_Material for the task_
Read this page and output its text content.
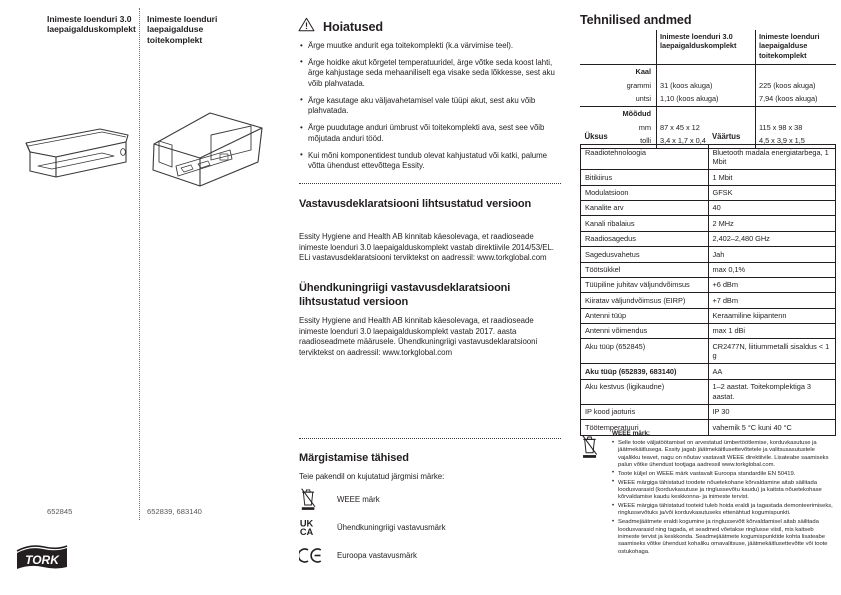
Inimeste loenduri 3.0 laepaigalduskomplekt
Inimeste loenduri laepaigalduse toitekomplekt
652845	652839, 683140
TORK
Hoiatused
• Ärge muutke andurit ega toitekomplekti (k.a värvimise teel).
• Ärge hoidke akut kõrgetel temperatuuridel, ärge võtke seda koost lahti, ärge kahjustage seda mehaaniliselt ega visake seda lõkkesse, sest aku võib plahvatada.
• Ärge kasutage aku väljavahetamisel vale tüüpi akut, sest aku võib plahvatada.
• Ärge puudutage anduri ümbrust või toitekomplekti ava, sest see võib mõjutada anduri tööd.
• Kui mõni komponentidest tundub olevat kahjustatud või katki, palume võtta ühendust ettevõttega Essity.
Vastavusdeklaratsiooni lihtsustatud versioon
Essity Hygiene and Health AB kinnitab käesolevaga, et raadioseade inimeste loenduri 3.0 laepaigalduskomplekt vastab direktiivile 2014/53/EL. ELi vastavusdeklaratsiooni terviktekst on aadressil: www.torkglobal.com
Ühendkuningriigi vastavusdeklaratsiooni lihtsustatud versioon
Essity Hygiene and Health AB kinnitab käesolevaga, et raadioseade inimeste loenduri 3.0 laepaigalduskomplekt vastab 2017. aasta raadioseadmete määrusele. Ühendkuningriigi vastavusdeklaratsiooni terviktekst on aadressil: www.torkglobal.com
Märgistamise tähised
Teie pakendil on kujutatud järgmisi märke:
WEEE märk
UK
CA	Ühendkuningriigi vastavusmärk
Euroopa vastavusmärk
Tehnilised andmed
	Inimeste loenduri 3.0 laepaigalduskomplekt	Inimeste loenduri laepaigalduse toitekomplekt
Kaal		
grammi	31 (koos akuga)	225 (koos akuga)
untsi	1,10 (koos akuga)	7,94 (koos akuga)
Mõõdud		
mm	87 x 45 x 12	115 x 98 x 38
tolli	3,4 x 1,7 x 0,4	4,5 x 3,9 x 1,5
Üksus	Väärtus
Raadiotehnoloogia	Bluetooth madala energiatarbega, 1 Mbit
Bitikiirus	1 Mbit
Modulatsioon	GFSK
Kanalite arv	40
Kanali ribalaius	2 MHz
Raadiosagedus	2,402–2,480 GHz
Sagedusvahetus	Jah
Töötsükkel	max 0,1%
Tüüpiline juhitav väljundvõimsus	+6 dBm
Kiiratav väljundvõimsus (EIRP)	+7 dBm
Antenni tüüp	Keraamiline kiipantenn
Antenni võimendus	max 1 dBi
Aku tüüp (652845)	CR2477N, liitiummetalli sisaldus < 1 g
Aku tüüp (652839, 683140)	AA
Aku kestvus (ligikaudne)	1–2 aastat. Toitekomplektiga 3 aastat.
IP kood jaoturis	IP 30
Töötemperatuuri	vahemik 5 °C kuni 40 °C
WEEE märk:
• Selle toote väljatöötamisel on arvestatud ümbertöötlemise, korduvkasutuse ja jäätmekäitlusega. Essity jagab jäätmekäitlusettevõtetele ja valitsusasutustele vajalikku teavet, nagu on nõutav vastavalt WEEE direktiivile. Lisateabe saamiseks palun võtke ühendust tootjaga aadressil www.torkglobal.com.
• Toote küljel on WEEE märk vastavalt Euroopa standardile EN 50419.
• WEEE märgiga tähistatud toodete nõuetekohane kõrvaldamine aitab säilitada loodusvarasid (korduvkasutuse ja ringlussevõtu kaudu) ja kaitsta nõuetekohase kõrvaldamise kaudu keskkonna- ja inimeste tervist.
• WEEE märgiga tähistatud tooteid tuleb hoida eraldi ja tagastada demonteerimiseks, ringlussevõtuks ja/või korduvkasutuseks ettenähtud kogumispunkti.
• Seadmejäätmete eraldi kogumine ja ringlussevõtt kõrvaldamisel aitab säilitada loodusvarasid ning tagada, et seadmed võetakse ringlusse viisil, mis kaitseb inimeste tervist ja keskkonda. Seadmejäätmete kogumispunktide kohta lisateabe saamiseks võtke ühendust kohaliku omavalitsuse, jäätmekäitlusettevõtte või toote ostukohaga.
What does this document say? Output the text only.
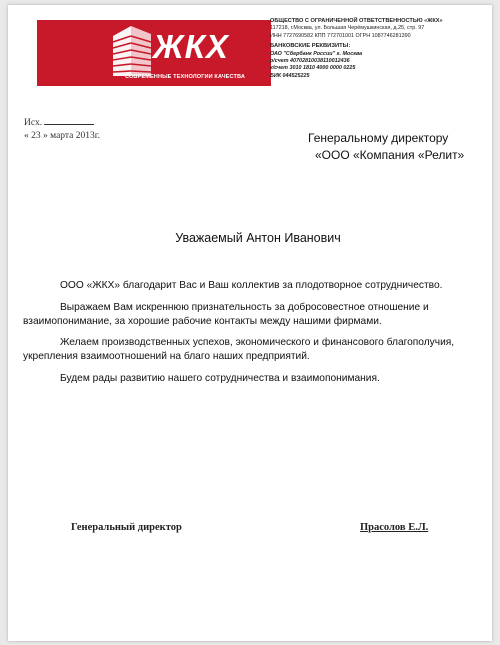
ЖКХ
СОВРЕМЕННЫЕ ТЕХНОЛОГИИ КАЧЕСТВА
ОБЩЕСТВО С ОГРАНИЧЕННОЙ ОТВЕТСТВЕННОСТЬЮ «ЖКХ»
117218, г.Москва, ул. Большая Черёмушкинская, д.25, стр. 97
ИНН 7727690582 КПП 772701001 ОГРН 1087746281390
БАНКОВСКИЕ РЕКВИЗИТЫ:
ОАО "Сбербанк России" г. Москва
р/счет 40702810038110012436
к/счет 3010 1810 4000 0000 0225
БИК 044525225
Исх.
« 23 » марта 2013г.	Генеральному директору
«ООО «Компания «Релит»
Уважаемый Антон Иванович

ООО «ЖКХ» благодарит Вас и Ваш коллектив за плодотворное сотрудничество.

Выражаем Вам искреннюю признательность за добросовестное отношение и взаимопонимание, за хорошие рабочие контакты между нашими фирмами.

Желаем производственных успехов, экономического и финансового благополучия, укрепления взаимоотношений на благо наших предприятий.

Будем рады развитию нашего сотрудничества и взаимопонимания.

Генеральный директор	Прасолов Е.Л.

_Exercise instructions_
Going over the lines above, work out how many include "märgiga", then give only that number.

_Correct answer_
2